_EXTRACT PROVIDED:_
Regularized sums for eigenvalues of bounded perturbations of model second-order partial derivative operators

• Ziganur Fazullin (Ufa University of Science and Technology)

We are going to discuss problems and analyze calculation of regularized trace formulas for perturbed model second-order partial derivative operators if the perturbation is performed by the operator of multiplication by function. In particular, we will formulate certain results on the question for Laplace-Beltrami operator on $S^2$, for harmonic oscillator acting in the whole plane $\mathbb R^2$ or in a strip, for Schr\”odinger operator in homogeneous magnetic field. We will also discuss certain approaches and results for Dirichlet problem on a square

Lp-Hardy-type inequalities for special weight functions

• Ramil Nasibullin (Kazan Federal University)

We prove one-dimensional $𝐿_𝑝$-Hardy inequalities with additional terms and use them for justifying spatial analogues in convex domains with finite volumes. We consider spatial inequalities in arbitrary domains, and then we simplify them for convex domains. The constants in the additional terms in these spatial inequalities depend on the volume or on the diameter of the domain.

Exponential series with a given growth majorant near the boundary

• Galiya Gaisina (Ufa University of Science and Technology)

We will talk about the behavior of series of exponents near the boundary in cases where the domain of regularity of the sum of the series is the entire plane, a half-plane, a bounded convex domain. Next, we will touch the representation of analytic in the right half-plane functions by series of exponents, taking into account a given convex majorant of growth.

_EXERCISE OBJECTIVE:_ According to the talk abstracts, what do the constants in the additional terms of the spatial Lp-Hardy inequalities depend on? Rely on the talk abstracts alone.

_INFORMATION PROVIDED:_
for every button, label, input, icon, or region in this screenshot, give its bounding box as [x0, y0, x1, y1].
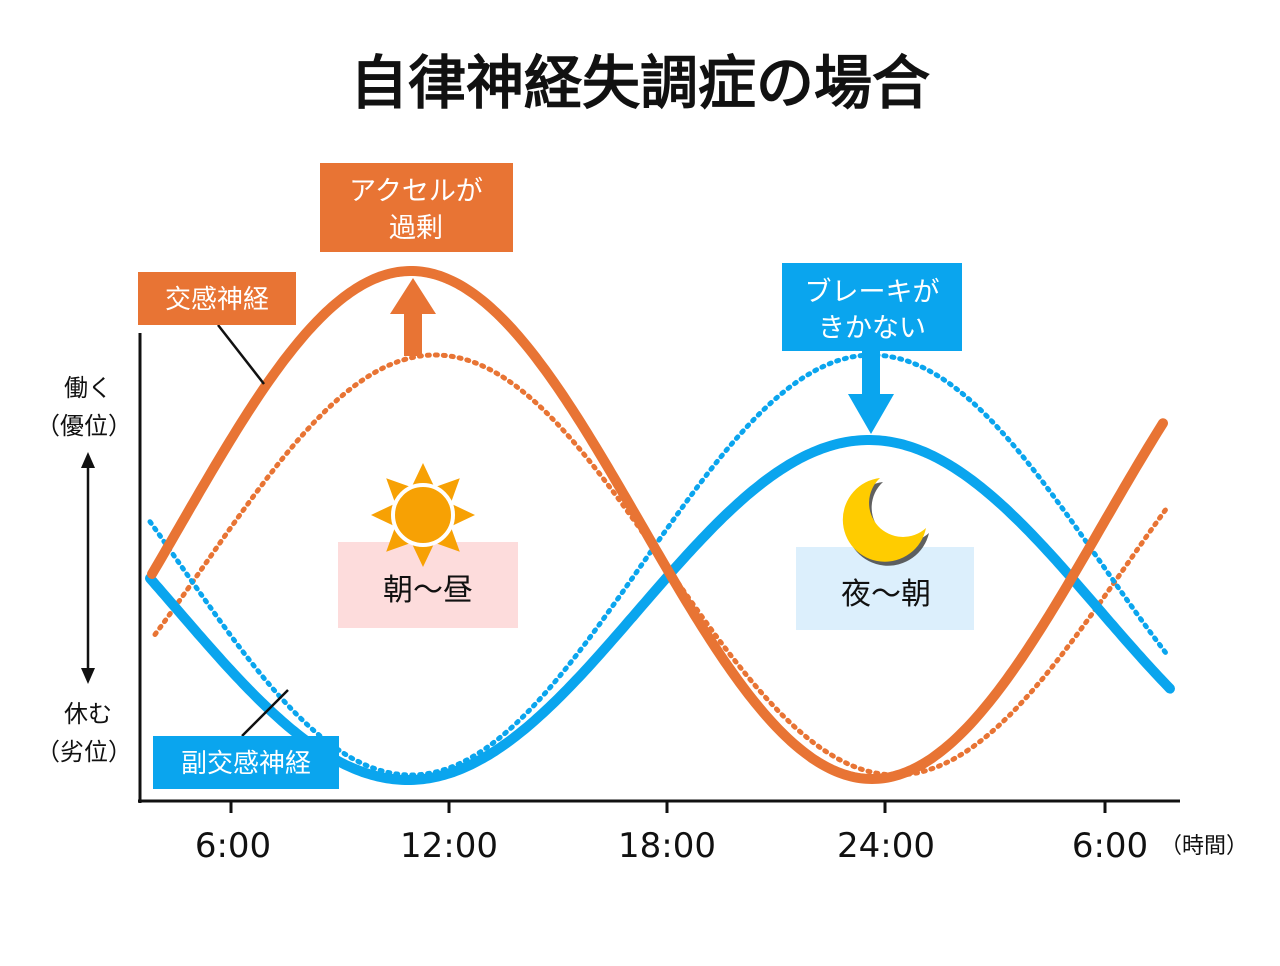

_ANSWER TO THE EXERCISE:_ They depend on the volume or on the diameter of the domain.